# CoDeSys v3 und WAGO Targets



## dast (2 August 2012)

Hallo SPS-Gemeinde,

kann ich meinen 750-881 Controller auch mit CoDeSys v3 programmieren?
Dazu brauch ich die richtigen Target-Files, soweit ich das verstanden habe.
Die sollten ja auf der WAGO-I/O-PRO CD des Starterkits sein.
Doch wie bring ich die Target-Files in das CoDeSys v3?
Hab dazu leider keine wirkliche Anleitung gefunden ...

Danke und Grüße,
Daniel.


----------



## MSB (2 August 2012)

Du kannst derzeit außer der Wago Speedway Serie (IP67 SPS fürs Feld)
überhaupt nichts von Wago mit Codesys V3 programmieren sondern nur mit V2.3

Aussage von meinem Wago AD:
Man weiß derzeit noch nicht wann, und falls ja ob mit der 750er Serie.

Mfg
Manuel


----------



## dast (2 August 2012)

MSB schrieb:


> Du kannst derzeit außer der Wago Speedway Serie (IP67 SPS fürs Feld)
> überhaupt nichts von Wago mit Codesys V3 programmieren sondern nur mit V2.3


Schade 

Gibts da Pläne dazu, dass das irgendwann gehn soll?


----------



## Markus Rupp (2 August 2012)

nach meinem wissen, werden die 750-er nicht hochgezogen, die Entwicklung teilte mir auf der veragangenen Messe SPS in Nbg mit das neue Controller und Targets wahrscheinlicher sind, aber dies ist und bleibt spekulation


----------

## [Gespeicherte Datensätze]
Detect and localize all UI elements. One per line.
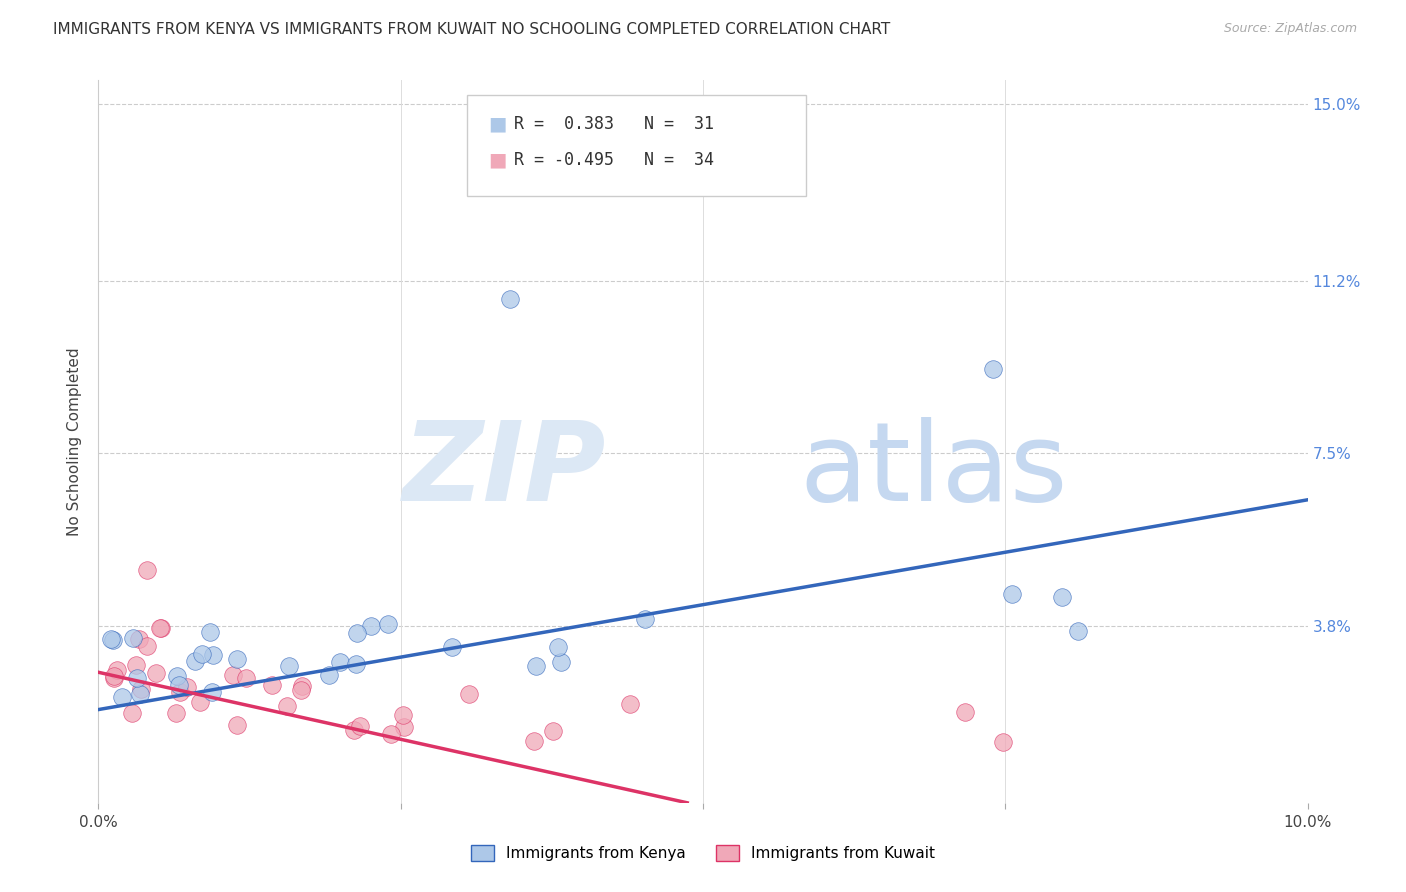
Point	[103, 668, 125, 682]
Point	[129, 686, 152, 700]
Point	[235, 671, 257, 685]
Point	[202, 648, 225, 663]
Point	[222, 667, 245, 681]
Point	[346, 626, 368, 640]
Point	[176, 680, 198, 694]
Point	[166, 669, 188, 683]
Point	[169, 684, 191, 698]
Point	[165, 706, 187, 720]
Y-axis label: No Schooling Completed: No Schooling Completed	[67, 347, 83, 536]
Text: ■: ■	[488, 114, 506, 133]
Point	[377, 617, 399, 632]
Point	[201, 685, 224, 699]
Point	[167, 678, 190, 692]
Point	[619, 697, 641, 711]
Point	[523, 734, 546, 748]
Text: ZIP: ZIP	[402, 417, 606, 524]
Point	[392, 720, 415, 734]
Point	[135, 563, 157, 577]
Point	[498, 293, 520, 307]
Point	[100, 632, 122, 647]
Point	[103, 633, 125, 648]
Text: IMMIGRANTS FROM KENYA VS IMMIGRANTS FROM KUWAIT NO SCHOOLING COMPLETED CORRELATI: IMMIGRANTS FROM KENYA VS IMMIGRANTS FROM…	[53, 22, 890, 37]
Point	[129, 682, 152, 697]
Point	[1001, 587, 1024, 601]
Point	[105, 664, 128, 678]
Point	[290, 679, 312, 693]
Point	[318, 667, 340, 681]
Point	[953, 705, 976, 719]
Point	[121, 706, 143, 720]
Point	[634, 612, 657, 626]
Point	[125, 671, 148, 685]
Legend: Immigrants from Kenya, Immigrants from Kuwait: Immigrants from Kenya, Immigrants from K…	[464, 839, 942, 867]
Text: ■: ■	[488, 150, 506, 169]
FancyBboxPatch shape	[467, 95, 806, 196]
Point	[343, 723, 366, 738]
Text: R =  0.383   N =  31: R = 0.383 N = 31	[515, 115, 714, 133]
Point	[541, 723, 564, 738]
Point	[111, 690, 134, 704]
Point	[1052, 590, 1074, 604]
Point	[290, 683, 312, 698]
Point	[190, 647, 212, 661]
Point	[391, 708, 413, 723]
Point	[226, 718, 249, 732]
Point	[329, 655, 352, 669]
Point	[262, 677, 284, 691]
Point	[981, 362, 1004, 376]
Point	[125, 658, 148, 673]
Point	[524, 659, 547, 673]
Point	[149, 621, 172, 635]
Point	[198, 625, 221, 640]
Point	[344, 657, 367, 671]
Point	[122, 632, 145, 646]
Point	[276, 698, 298, 713]
Point	[278, 658, 301, 673]
Point	[145, 665, 167, 680]
Text: R = -0.495   N =  34: R = -0.495 N = 34	[515, 151, 714, 169]
Point	[226, 652, 249, 666]
Point	[457, 687, 479, 701]
Point	[135, 639, 157, 653]
Point	[190, 695, 212, 709]
Point	[547, 640, 569, 655]
Point	[128, 632, 150, 647]
Point	[380, 727, 402, 741]
Point	[550, 656, 572, 670]
Point	[441, 640, 464, 654]
Point	[150, 621, 173, 635]
Point	[103, 671, 125, 685]
Point	[991, 735, 1014, 749]
Text: atlas: atlas	[800, 417, 1069, 524]
Text: Source: ZipAtlas.com: Source: ZipAtlas.com	[1223, 22, 1357, 36]
Point	[349, 719, 371, 733]
Point	[360, 619, 382, 633]
Point	[1067, 624, 1090, 638]
Point	[184, 654, 207, 668]
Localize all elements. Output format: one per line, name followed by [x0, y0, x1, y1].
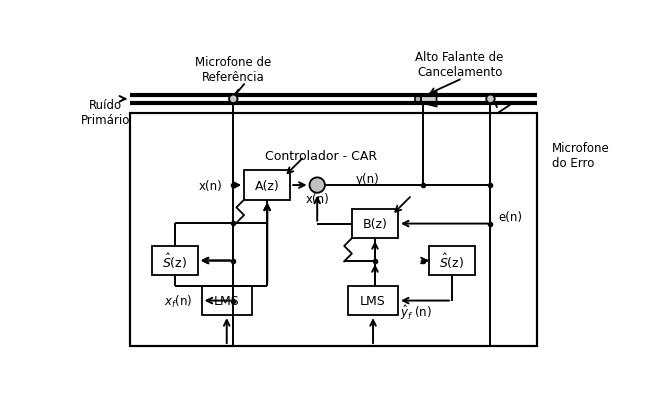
- Text: Ruído
Primário: Ruído Primário: [81, 99, 130, 127]
- Bar: [352, 209, 398, 239]
- Text: $\hat{S}$(z): $\hat{S}$(z): [439, 251, 464, 270]
- Text: $\hat{S}$(z): $\hat{S}$(z): [162, 251, 187, 270]
- Text: B(z): B(z): [362, 217, 388, 231]
- Text: LMS: LMS: [214, 294, 240, 307]
- Bar: [244, 171, 290, 200]
- Circle shape: [486, 95, 495, 104]
- Text: +: +: [309, 178, 319, 188]
- Text: $\hat{y}_f$ (n): $\hat{y}_f$ (n): [401, 302, 432, 321]
- Bar: [130, 113, 537, 346]
- Text: e(n): e(n): [498, 211, 522, 224]
- Text: Controlador - CAR: Controlador - CAR: [265, 149, 377, 162]
- Bar: [429, 246, 475, 275]
- Text: x(n): x(n): [306, 193, 329, 206]
- Polygon shape: [421, 93, 437, 107]
- Text: Alto Falante de
Cancelamento: Alto Falante de Cancelamento: [415, 51, 504, 79]
- Bar: [348, 286, 398, 316]
- Text: Microfone de
Referência: Microfone de Referência: [195, 56, 271, 83]
- Text: A(z): A(z): [255, 179, 280, 192]
- Bar: [130, 113, 537, 346]
- Text: x(n): x(n): [199, 179, 222, 192]
- Text: y(n): y(n): [355, 173, 379, 186]
- Polygon shape: [415, 95, 421, 104]
- Text: LMS: LMS: [360, 294, 386, 307]
- Bar: [152, 246, 198, 275]
- Text: +: +: [313, 184, 322, 194]
- Text: Microfone
do Erro: Microfone do Erro: [552, 142, 610, 170]
- Circle shape: [229, 95, 238, 104]
- Circle shape: [309, 178, 325, 193]
- Text: $x_f$(n): $x_f$(n): [164, 293, 193, 309]
- Bar: [202, 286, 252, 316]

## [Gestellte Aufgabe]
Schreibe den Abschnitt aus dem Thread zu CoDeSys v3 von „Dazu brauch ich“ bis einschließlich „das CoDeSys v3?“ neu und ersetze dabei „Target-Files“ durch „Zieldateien“.

## [Antwort zur Aufgabe]
Dazu brauch ich die richtigen Zieldateien, soweit ich das verstanden habe.
Die sollten ja auf der WAGO-I/O-PRO CD des Starterkits sein.
Doch wie bring ich die Zieldateien in das CoDeSys v3?